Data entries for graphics
****************

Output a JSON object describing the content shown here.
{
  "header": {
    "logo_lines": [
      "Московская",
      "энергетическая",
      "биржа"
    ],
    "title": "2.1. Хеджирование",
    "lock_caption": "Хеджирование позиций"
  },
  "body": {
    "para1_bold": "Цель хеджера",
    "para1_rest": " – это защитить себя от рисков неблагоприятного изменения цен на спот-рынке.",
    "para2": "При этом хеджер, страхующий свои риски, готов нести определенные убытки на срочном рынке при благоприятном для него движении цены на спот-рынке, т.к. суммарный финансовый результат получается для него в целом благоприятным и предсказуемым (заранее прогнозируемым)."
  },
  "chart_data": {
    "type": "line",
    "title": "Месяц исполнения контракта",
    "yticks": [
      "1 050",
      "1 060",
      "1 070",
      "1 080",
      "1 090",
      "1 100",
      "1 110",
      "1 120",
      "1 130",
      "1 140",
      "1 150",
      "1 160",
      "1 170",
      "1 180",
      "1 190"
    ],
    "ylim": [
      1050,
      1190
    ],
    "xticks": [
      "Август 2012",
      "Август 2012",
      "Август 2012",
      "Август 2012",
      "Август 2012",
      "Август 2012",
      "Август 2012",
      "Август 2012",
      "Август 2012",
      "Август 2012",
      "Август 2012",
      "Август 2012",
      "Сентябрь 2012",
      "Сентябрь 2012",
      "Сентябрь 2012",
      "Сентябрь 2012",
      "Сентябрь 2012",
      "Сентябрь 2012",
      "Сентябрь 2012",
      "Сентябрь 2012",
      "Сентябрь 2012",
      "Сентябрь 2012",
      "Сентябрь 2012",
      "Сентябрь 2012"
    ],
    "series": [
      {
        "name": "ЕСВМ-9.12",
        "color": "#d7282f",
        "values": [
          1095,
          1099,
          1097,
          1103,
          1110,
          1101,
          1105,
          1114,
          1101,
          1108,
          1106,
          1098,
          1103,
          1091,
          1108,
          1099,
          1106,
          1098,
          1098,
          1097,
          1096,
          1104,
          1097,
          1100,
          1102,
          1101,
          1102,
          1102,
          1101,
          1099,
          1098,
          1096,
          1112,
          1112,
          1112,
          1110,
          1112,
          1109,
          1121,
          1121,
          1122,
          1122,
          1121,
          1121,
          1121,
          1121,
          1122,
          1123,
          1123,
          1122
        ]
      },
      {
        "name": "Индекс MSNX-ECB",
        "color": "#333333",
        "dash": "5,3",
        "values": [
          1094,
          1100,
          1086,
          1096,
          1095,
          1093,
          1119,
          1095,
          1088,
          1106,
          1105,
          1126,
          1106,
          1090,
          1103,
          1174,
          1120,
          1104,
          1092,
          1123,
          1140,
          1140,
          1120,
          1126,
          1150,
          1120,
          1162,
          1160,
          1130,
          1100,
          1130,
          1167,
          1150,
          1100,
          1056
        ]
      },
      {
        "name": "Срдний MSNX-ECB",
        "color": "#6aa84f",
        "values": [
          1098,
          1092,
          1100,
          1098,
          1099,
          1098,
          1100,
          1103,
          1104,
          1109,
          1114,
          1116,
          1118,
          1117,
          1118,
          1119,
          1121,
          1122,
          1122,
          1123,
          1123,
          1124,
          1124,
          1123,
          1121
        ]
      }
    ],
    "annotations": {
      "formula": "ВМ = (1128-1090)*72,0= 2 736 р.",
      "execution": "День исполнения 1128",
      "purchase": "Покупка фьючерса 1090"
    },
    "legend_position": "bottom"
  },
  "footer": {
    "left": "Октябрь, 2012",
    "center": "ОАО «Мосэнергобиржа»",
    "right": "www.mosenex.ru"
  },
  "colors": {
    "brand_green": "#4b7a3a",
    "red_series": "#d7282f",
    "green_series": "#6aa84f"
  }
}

****************

§ Aim
Scan the listing above for the word "Хеджирование" and copy every line that holds it.

§ Response
    "title": "2.1. Хеджирование",
    "lock_caption": "Хеджирование позиций"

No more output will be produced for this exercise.